• **PAGE TEXT**
※ ※ ※

Patrick Alan Hope (born March 6, 1972) is an American politician. Since 2010, he has served in the Virginia House of Delegates, representing the 47th district in Arlington County, outside Washington, D.C. Hope is a member of the Democratic Party.

Early life and education
Hope was born in San Antonio. He attended St. Mary's University there, receiving a B.A. degree in 1993. He then moved to Washington to attend the Catholic University of America, where he received an M.A. in 1996 and a J.D. from the Columbus School of Law in 2001.

House of Delegates
, Hope serves as the Chair of the Public Safety Committee and as a member of the Courts of Justice Committee and the Health, Welfare and Institutions Committee.

On February 8, 2019, after two women had publicly accused Democratic Lieutenant Governor Justin Fairfax of sexual assault, Hope announced that he would introduce articles of impeachment against Fairfax on February 11, three days later, if the latter did not resign by then. Within days, he backed off the plan to begin impeachment proceedings, saying that he had received a lot of feedback that made it clear that more conversations needed to take place before moving forward.

※ ※ ※

• **DATASET RECORDS**
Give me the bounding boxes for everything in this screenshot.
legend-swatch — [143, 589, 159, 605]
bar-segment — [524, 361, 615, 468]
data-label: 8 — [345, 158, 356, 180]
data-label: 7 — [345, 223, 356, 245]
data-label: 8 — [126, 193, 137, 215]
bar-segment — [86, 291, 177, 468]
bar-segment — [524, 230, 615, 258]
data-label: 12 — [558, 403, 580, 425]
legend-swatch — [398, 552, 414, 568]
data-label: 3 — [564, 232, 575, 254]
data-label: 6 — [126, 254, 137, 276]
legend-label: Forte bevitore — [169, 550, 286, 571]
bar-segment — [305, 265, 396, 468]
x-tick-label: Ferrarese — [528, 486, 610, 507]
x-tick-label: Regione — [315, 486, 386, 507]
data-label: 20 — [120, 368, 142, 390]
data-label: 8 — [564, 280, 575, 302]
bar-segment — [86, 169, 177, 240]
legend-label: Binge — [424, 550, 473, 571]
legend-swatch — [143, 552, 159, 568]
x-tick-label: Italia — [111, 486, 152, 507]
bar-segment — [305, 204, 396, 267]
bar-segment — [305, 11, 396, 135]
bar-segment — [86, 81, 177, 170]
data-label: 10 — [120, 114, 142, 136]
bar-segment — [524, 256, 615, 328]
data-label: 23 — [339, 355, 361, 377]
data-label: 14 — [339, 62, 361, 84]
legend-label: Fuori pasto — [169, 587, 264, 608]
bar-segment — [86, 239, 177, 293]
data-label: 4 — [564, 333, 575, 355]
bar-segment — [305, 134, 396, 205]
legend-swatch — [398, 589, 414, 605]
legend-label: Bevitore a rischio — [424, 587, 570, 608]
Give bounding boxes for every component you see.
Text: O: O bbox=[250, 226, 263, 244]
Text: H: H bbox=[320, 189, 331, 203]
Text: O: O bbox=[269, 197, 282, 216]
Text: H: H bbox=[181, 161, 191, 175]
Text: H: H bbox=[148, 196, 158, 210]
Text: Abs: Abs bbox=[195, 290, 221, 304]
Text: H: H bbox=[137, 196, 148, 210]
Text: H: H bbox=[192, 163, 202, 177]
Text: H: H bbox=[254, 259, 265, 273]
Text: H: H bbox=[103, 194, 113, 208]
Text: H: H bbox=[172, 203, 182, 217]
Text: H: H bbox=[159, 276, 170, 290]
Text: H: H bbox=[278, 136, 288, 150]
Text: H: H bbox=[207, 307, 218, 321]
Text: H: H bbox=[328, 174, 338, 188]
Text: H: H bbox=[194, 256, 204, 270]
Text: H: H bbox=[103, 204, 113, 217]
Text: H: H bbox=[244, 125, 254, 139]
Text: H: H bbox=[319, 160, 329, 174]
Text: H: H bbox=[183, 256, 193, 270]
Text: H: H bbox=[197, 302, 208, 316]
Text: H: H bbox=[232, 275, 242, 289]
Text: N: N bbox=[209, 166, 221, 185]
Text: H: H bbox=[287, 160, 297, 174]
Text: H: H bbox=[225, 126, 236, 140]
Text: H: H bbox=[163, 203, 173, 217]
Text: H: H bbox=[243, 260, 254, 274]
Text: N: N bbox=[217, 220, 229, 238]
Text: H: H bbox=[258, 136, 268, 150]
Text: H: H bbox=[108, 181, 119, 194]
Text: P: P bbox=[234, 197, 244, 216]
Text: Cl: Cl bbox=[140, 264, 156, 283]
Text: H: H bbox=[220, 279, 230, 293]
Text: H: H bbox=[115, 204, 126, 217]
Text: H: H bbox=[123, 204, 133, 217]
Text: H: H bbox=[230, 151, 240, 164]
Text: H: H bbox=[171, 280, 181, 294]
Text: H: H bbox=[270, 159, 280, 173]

※ ※ ※

• **TO BE DONE**
1. Using the text on Patrick Hope, decide whether each statement below agrees with it. Answer yes or no for each and quote the words that decide it.
(a) Hope earned his law degree at St. Mary's University.
(b) Hope represents a district in Arlington County.
(c) Hope went ahead with impeachment proceedings against Fairfax.
2. Turn the paragraph of the text on Patrick Hope that begins "On February 8, 2019" into a short list that keeps its main facts.

• **RESULTS FOR EACH TASK**
1.
(a) No: "a J.D. from the Columbus School of Law in 2001"
(b) Yes: "representing the 47th district in Arlington County"
(c) No: "he backed off the plan to begin impeachment proceedings"

2.
- Two women publicly accused Democratic Lieutenant Governor Justin Fairfax of sexual assault.
- On February 8, 2019, Hope announced he would introduce articles of impeachment against Fairfax on February 11 if Fairfax had not resigned by then.
- Within days, Hope dropped the plan. He said feedback had made clear that more conversations were needed before moving forward.